The complete listing should be restated exactly.

START RECORDS SHOWN

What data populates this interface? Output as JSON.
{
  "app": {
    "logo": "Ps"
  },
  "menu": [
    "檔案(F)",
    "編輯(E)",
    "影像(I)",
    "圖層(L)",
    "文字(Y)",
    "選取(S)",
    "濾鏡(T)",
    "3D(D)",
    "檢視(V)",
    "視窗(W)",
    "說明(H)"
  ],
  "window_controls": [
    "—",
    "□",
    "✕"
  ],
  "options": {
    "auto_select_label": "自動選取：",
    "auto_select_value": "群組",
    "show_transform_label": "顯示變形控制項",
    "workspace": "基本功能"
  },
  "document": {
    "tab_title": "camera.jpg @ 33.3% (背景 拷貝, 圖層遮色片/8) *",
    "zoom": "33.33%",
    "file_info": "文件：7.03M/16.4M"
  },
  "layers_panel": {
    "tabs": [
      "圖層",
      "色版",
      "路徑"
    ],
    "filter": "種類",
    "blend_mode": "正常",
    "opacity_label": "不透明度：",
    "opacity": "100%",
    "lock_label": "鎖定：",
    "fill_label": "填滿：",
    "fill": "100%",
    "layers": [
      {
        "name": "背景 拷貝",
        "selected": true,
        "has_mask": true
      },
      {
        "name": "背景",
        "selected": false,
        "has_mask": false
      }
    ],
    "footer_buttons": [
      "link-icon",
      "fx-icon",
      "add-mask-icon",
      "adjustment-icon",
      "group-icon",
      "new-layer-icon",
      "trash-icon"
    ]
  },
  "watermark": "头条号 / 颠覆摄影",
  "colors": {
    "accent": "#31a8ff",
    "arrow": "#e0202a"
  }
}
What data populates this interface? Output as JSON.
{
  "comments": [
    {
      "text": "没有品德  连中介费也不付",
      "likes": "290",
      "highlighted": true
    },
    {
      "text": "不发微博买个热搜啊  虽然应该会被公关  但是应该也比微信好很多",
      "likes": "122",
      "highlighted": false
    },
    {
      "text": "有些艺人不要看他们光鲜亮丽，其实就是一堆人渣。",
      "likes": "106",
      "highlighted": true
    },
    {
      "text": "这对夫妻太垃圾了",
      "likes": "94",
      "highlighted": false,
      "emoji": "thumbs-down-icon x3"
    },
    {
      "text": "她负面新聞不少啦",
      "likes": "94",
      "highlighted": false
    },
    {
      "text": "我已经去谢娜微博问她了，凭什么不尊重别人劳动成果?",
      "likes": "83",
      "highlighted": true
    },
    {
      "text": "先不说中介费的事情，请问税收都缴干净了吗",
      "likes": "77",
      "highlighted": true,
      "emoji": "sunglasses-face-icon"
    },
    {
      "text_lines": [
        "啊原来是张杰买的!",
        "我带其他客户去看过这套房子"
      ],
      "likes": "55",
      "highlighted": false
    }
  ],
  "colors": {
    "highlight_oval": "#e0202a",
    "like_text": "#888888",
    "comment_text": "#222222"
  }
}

END RECORDS SHOWN

REPLY TO THE TASK:
What data populates this interface? Output as JSON.
{
  "app": {
    "logo": "Ps"
  },
  "menu": [
    "檔案(F)",
    "編輯(E)",
    "影像(I)",
    "圖層(L)",
    "文字(Y)",
    "選取(S)",
    "濾鏡(T)",
    "3D(D)",
    "檢視(V)",
    "視窗(W)",
    "說明(H)"
  ],
  "window_controls": [
    "—",
    "□",
    "✕"
  ],
  "options": {
    "auto_select_label": "自動選取：",
    "auto_select_value": "群組",
    "show_transform_label": "顯示變形控制項",
    "workspace": "基本功能"
  },
  "document": {
    "tab_title": "camera.jpg @ 33.3% (背景 拷貝, 圖層遮色片/8) *",
    "zoom": "33.33%",
    "file_info": "文件：7.03M/16.4M"
  },
  "layers_panel": {
    "tabs": [
      "圖層",
      "色版",
      "路徑"
    ],
    "filter": "種類",
    "blend_mode": "正常",
    "opacity_label": "不透明度：",
    "opacity": "100%",
    "lock_label": "鎖定：",
    "fill_label": "填滿：",
    "fill": "100%",
    "layers": [
      {
        "name": "背景 拷貝",
        "selected": true,
        "has_mask": true
      },
      {
        "name": "背景",
        "selected": false,
        "has_mask": false
      }
    ],
    "footer_buttons": [
      "link-icon",
      "fx-icon",
      "add-mask-icon",
      "adjustment-icon",
      "group-icon",
      "new-layer-icon",
      "trash-icon"
    ]
  },
  "watermark": "头条号 / 颠覆摄影",
  "colors": {
    "accent": "#31a8ff",
    "arrow": "#e0202a"
  }
}
What data populates this interface? Output as JSON.
{
  "comments": [
    {
      "text": "没有品德  连中介费也不付",
      "likes": "290",
      "highlighted": true
    },
    {
      "text": "不发微博买个热搜啊  虽然应该会被公关  但是应该也比微信好很多",
      "likes": "122",
      "highlighted": false
    },
    {
      "text": "有些艺人不要看他们光鲜亮丽，其实就是一堆人渣。",
      "likes": "106",
      "highlighted": true
    },
    {
      "text": "这对夫妻太垃圾了",
      "likes": "94",
      "highlighted": false,
      "emoji": "thumbs-down-icon x3"
    },
    {
      "text": "她负面新聞不少啦",
      "likes": "94",
      "highlighted": false
    },
    {
      "text": "我已经去谢娜微博问她了，凭什么不尊重别人劳动成果?",
      "likes": "83",
      "highlighted": true
    },
    {
      "text": "先不说中介费的事情，请问税收都缴干净了吗",
      "likes": "77",
      "highlighted": true,
      "emoji": "sunglasses-face-icon"
    },
    {
      "text_lines": [
        "啊原来是张杰买的!",
        "我带其他客户去看过这套房子"
      ],
      "likes": "55",
      "highlighted": false
    }
  ],
  "colors": {
    "highlight_oval": "#e0202a",
    "like_text": "#888888",
    "comment_text": "#222222"
  }
}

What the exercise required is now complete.